> [Short exercise] For the listing below, give the count of lines containing the string "Minutes" and nothing else.

> [Input for this task]

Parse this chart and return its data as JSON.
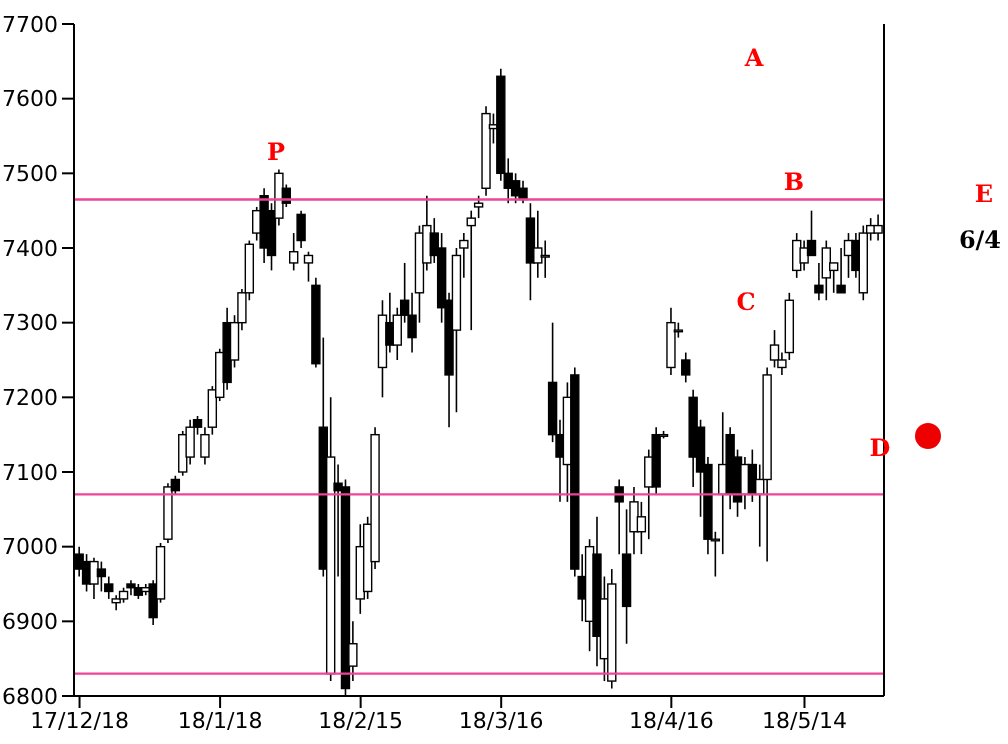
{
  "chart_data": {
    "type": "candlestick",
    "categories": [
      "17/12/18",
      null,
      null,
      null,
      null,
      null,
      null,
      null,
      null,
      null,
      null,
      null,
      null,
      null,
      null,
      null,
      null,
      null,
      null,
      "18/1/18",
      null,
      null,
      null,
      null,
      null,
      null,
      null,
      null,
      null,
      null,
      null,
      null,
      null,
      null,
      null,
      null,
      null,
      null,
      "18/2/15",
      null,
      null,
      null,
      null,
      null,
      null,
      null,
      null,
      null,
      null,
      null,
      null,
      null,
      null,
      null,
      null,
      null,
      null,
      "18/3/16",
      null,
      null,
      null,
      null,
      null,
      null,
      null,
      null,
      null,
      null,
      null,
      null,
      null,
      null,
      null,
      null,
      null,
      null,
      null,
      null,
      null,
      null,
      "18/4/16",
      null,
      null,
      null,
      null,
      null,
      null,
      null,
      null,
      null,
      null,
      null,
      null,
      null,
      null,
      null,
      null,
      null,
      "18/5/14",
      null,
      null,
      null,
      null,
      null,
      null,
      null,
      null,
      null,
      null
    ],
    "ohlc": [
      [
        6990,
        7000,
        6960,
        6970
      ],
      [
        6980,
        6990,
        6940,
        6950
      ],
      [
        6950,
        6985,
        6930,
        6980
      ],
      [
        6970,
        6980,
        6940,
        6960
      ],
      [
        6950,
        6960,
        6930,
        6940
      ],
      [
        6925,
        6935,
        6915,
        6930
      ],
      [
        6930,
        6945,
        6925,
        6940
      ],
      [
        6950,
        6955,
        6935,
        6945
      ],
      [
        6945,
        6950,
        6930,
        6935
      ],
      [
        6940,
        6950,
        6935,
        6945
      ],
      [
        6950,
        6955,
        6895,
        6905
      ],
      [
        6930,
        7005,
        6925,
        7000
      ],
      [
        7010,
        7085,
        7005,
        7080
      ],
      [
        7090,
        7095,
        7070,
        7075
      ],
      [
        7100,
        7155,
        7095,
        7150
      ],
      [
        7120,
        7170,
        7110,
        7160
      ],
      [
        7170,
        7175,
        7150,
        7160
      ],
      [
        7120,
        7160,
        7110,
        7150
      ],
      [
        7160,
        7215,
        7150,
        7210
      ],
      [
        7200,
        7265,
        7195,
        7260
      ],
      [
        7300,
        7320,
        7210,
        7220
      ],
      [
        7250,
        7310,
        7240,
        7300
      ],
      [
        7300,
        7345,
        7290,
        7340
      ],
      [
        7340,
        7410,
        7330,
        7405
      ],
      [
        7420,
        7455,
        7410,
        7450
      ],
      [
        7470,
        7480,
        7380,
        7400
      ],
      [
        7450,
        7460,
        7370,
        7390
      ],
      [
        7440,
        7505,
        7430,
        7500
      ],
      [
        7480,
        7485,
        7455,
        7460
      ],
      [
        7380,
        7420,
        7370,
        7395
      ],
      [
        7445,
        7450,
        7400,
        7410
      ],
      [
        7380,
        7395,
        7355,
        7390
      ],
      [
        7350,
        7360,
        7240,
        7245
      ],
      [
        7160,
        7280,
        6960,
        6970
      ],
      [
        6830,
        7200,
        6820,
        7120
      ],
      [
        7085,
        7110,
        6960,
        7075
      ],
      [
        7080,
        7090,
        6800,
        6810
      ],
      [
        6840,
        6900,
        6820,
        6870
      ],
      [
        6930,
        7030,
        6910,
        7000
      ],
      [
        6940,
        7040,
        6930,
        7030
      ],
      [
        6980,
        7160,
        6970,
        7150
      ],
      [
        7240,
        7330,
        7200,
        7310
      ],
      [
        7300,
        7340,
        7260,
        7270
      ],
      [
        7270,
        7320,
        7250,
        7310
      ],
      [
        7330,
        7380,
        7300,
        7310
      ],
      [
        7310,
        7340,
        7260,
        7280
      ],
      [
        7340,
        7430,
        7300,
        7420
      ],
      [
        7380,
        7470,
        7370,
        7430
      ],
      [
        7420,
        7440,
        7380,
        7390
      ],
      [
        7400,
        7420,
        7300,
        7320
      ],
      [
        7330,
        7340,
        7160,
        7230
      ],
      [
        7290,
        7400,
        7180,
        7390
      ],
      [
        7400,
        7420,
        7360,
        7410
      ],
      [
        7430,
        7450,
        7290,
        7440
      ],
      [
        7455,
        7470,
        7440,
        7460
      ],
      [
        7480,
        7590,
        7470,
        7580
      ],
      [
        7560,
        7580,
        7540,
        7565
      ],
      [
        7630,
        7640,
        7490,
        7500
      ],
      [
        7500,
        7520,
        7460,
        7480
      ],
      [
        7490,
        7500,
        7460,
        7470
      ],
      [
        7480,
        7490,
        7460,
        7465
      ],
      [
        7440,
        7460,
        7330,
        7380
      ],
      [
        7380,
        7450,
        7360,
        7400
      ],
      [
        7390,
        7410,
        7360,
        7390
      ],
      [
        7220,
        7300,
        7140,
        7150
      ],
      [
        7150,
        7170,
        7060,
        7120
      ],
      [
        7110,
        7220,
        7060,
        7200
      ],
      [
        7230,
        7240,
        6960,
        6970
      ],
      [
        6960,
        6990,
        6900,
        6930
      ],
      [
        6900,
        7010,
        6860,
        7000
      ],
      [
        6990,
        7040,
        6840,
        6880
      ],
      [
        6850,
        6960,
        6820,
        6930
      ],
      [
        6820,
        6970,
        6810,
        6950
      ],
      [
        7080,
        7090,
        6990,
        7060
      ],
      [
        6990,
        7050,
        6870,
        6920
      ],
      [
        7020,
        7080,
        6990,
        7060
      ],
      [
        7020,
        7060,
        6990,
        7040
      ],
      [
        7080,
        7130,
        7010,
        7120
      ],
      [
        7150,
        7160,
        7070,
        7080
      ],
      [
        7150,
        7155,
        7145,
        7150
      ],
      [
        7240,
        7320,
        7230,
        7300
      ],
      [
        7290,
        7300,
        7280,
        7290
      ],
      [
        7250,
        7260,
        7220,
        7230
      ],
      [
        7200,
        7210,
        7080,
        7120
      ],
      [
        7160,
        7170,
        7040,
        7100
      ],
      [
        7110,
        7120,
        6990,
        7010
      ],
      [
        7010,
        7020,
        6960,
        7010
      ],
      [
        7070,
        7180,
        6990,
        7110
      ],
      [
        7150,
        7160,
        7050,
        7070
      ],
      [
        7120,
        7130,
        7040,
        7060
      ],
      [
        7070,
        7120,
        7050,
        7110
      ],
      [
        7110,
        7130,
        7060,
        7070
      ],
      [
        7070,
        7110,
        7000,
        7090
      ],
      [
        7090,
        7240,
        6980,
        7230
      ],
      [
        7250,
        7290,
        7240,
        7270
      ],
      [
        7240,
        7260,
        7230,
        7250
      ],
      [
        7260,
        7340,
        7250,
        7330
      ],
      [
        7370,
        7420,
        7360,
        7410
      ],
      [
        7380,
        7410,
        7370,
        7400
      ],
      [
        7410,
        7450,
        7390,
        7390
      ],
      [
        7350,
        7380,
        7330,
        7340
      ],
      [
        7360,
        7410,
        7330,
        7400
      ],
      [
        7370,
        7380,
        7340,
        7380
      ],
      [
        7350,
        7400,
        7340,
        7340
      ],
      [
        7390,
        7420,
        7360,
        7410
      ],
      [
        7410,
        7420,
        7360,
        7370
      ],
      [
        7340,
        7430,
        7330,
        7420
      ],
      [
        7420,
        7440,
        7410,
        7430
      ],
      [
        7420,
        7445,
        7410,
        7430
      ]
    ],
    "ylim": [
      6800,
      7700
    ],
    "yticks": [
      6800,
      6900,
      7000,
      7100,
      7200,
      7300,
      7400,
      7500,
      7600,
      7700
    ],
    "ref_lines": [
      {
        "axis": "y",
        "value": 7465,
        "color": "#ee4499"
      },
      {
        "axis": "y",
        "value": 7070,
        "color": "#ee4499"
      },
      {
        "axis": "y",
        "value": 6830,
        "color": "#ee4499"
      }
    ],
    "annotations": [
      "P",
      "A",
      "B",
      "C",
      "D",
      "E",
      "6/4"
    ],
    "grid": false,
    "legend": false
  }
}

...

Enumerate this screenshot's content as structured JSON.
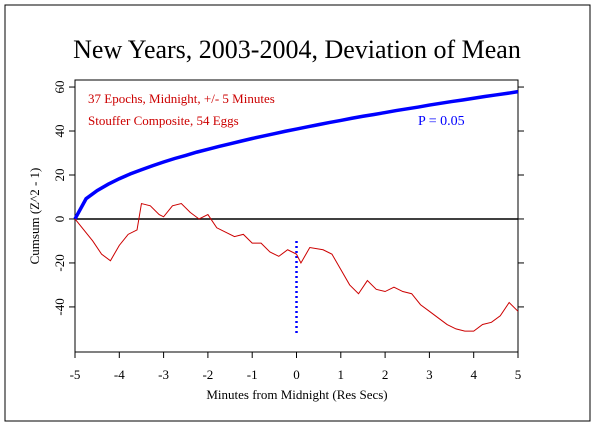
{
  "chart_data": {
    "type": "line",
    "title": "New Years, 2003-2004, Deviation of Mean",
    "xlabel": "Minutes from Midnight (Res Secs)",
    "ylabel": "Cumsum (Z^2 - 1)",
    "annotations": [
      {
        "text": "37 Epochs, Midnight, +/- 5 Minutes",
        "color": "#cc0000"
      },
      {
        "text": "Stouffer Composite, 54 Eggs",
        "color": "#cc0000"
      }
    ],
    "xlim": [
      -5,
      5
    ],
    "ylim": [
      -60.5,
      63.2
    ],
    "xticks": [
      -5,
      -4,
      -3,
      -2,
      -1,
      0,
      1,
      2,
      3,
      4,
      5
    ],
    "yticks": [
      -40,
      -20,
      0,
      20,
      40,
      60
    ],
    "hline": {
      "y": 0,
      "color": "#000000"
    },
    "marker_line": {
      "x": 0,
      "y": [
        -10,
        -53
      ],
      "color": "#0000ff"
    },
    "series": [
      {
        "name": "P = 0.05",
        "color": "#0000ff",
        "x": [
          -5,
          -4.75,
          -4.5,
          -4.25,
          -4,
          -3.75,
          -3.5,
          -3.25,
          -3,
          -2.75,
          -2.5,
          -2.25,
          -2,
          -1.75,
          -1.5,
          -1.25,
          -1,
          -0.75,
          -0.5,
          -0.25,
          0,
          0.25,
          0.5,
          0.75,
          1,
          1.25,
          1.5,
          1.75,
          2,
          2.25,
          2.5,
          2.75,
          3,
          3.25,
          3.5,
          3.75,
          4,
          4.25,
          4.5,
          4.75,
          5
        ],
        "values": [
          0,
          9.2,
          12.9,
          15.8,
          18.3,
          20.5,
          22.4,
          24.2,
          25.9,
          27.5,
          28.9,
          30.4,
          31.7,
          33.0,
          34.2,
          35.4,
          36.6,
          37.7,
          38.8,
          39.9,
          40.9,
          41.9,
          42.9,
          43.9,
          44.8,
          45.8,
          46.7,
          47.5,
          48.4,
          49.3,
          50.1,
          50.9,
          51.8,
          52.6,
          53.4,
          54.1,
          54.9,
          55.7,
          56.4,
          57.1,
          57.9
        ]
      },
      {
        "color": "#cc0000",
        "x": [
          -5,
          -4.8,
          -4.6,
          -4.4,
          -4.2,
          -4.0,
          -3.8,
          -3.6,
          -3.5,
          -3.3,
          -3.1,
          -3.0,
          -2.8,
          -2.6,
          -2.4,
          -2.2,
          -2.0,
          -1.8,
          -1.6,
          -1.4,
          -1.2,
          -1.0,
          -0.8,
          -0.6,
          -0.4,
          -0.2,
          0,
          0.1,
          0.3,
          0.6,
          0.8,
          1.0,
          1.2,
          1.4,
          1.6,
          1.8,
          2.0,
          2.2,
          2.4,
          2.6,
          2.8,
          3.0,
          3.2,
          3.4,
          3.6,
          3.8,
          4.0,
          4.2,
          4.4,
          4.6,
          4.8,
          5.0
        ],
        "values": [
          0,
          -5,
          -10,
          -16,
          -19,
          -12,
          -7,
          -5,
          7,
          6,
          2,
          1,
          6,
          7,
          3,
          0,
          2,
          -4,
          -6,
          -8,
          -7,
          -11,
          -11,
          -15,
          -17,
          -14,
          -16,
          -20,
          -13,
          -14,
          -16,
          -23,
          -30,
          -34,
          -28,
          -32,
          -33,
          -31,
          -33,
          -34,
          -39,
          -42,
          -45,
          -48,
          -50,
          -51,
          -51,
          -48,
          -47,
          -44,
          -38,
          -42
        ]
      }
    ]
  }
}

> [Task response] 2